__Short problem__: Go through the entries below and count the lines holding the word "name". Reply with only the number, please.

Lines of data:

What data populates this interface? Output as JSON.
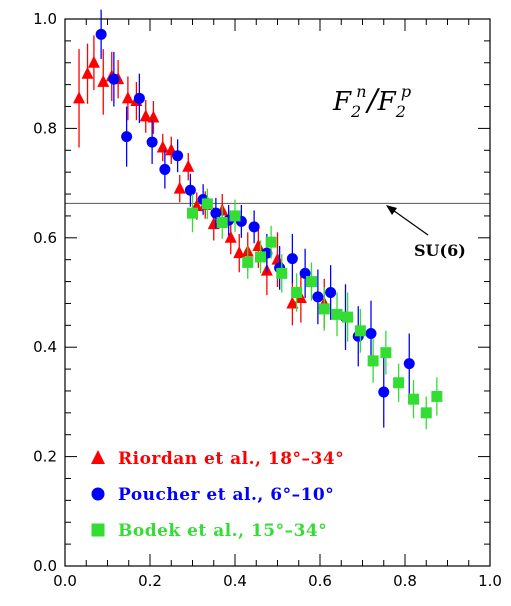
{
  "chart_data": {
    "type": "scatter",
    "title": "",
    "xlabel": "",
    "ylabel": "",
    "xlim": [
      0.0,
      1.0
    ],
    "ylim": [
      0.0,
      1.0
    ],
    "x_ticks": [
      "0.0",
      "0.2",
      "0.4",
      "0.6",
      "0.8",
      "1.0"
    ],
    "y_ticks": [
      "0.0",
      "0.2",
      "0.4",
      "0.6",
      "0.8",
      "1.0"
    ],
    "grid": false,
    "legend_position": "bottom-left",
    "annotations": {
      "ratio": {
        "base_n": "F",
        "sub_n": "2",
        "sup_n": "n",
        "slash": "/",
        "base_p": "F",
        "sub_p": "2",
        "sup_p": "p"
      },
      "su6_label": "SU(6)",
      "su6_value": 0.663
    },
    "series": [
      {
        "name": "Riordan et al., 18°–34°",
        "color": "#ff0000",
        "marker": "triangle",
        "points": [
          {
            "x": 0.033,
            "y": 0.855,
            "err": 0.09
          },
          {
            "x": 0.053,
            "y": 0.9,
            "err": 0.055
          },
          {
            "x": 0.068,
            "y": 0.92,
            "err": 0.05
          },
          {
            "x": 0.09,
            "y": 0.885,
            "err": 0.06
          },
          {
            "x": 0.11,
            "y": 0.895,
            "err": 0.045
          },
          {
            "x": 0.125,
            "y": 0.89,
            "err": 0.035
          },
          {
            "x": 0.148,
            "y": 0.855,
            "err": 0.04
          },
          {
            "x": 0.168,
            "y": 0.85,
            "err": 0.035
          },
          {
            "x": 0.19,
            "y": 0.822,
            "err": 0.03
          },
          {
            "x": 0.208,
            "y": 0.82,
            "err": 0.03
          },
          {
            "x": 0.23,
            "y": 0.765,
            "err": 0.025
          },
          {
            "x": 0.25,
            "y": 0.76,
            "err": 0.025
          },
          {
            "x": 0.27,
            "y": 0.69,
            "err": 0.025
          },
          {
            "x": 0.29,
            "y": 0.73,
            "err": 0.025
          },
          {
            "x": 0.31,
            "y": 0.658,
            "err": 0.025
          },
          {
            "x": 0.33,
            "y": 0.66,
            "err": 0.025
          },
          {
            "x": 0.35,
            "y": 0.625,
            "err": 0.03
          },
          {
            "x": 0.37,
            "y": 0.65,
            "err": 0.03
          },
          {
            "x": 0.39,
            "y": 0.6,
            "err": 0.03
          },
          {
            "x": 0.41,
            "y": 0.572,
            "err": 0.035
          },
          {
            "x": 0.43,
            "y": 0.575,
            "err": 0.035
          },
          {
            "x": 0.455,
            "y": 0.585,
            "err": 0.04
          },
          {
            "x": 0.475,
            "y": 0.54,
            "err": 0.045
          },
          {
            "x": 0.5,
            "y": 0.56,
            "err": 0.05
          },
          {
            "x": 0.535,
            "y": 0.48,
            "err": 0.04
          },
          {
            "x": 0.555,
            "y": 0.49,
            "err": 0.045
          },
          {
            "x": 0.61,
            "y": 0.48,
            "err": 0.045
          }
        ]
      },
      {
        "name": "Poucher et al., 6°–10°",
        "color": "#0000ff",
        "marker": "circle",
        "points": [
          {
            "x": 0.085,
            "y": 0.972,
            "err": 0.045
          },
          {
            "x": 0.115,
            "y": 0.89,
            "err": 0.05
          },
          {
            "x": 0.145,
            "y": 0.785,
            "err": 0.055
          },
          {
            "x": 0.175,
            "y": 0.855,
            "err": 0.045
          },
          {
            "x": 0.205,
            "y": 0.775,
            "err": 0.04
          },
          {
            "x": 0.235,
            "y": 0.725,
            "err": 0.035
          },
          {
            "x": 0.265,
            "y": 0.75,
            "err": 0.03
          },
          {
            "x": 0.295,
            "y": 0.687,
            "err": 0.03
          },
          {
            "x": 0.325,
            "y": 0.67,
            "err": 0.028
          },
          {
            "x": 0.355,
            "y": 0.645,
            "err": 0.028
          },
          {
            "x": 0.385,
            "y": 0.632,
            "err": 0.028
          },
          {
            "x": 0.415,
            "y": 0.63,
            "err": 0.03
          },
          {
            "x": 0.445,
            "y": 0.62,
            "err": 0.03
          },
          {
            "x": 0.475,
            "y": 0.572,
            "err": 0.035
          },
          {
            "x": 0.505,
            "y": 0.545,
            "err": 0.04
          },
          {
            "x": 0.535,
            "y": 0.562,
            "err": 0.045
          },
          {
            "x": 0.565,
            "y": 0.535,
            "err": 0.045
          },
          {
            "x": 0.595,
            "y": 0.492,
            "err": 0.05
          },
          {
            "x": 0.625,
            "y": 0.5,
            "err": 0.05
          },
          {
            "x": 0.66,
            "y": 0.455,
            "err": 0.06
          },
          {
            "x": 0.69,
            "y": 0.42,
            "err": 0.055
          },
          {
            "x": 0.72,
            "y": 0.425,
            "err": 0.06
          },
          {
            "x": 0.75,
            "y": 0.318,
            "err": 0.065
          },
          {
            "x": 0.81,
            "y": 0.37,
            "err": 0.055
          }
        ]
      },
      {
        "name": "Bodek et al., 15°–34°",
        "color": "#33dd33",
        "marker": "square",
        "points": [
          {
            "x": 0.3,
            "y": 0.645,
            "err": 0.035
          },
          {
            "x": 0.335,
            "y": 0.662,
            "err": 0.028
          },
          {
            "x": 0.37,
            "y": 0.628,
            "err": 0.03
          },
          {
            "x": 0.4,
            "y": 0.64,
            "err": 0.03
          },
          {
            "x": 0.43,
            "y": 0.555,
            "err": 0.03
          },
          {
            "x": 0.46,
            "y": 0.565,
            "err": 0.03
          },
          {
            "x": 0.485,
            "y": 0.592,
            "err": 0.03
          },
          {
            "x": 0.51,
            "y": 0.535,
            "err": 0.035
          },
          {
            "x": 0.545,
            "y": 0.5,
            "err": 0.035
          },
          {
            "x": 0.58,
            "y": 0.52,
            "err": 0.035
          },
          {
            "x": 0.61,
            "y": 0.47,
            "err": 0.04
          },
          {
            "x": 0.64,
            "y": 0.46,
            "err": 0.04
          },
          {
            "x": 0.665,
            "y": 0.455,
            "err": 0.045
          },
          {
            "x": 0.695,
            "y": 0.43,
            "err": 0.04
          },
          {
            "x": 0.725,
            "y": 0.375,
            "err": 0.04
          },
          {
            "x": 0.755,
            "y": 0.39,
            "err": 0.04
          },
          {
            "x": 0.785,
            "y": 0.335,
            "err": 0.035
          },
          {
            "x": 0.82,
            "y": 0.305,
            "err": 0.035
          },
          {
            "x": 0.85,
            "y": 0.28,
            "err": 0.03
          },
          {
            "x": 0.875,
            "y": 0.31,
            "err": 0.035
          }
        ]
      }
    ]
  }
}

__Task answer__: 3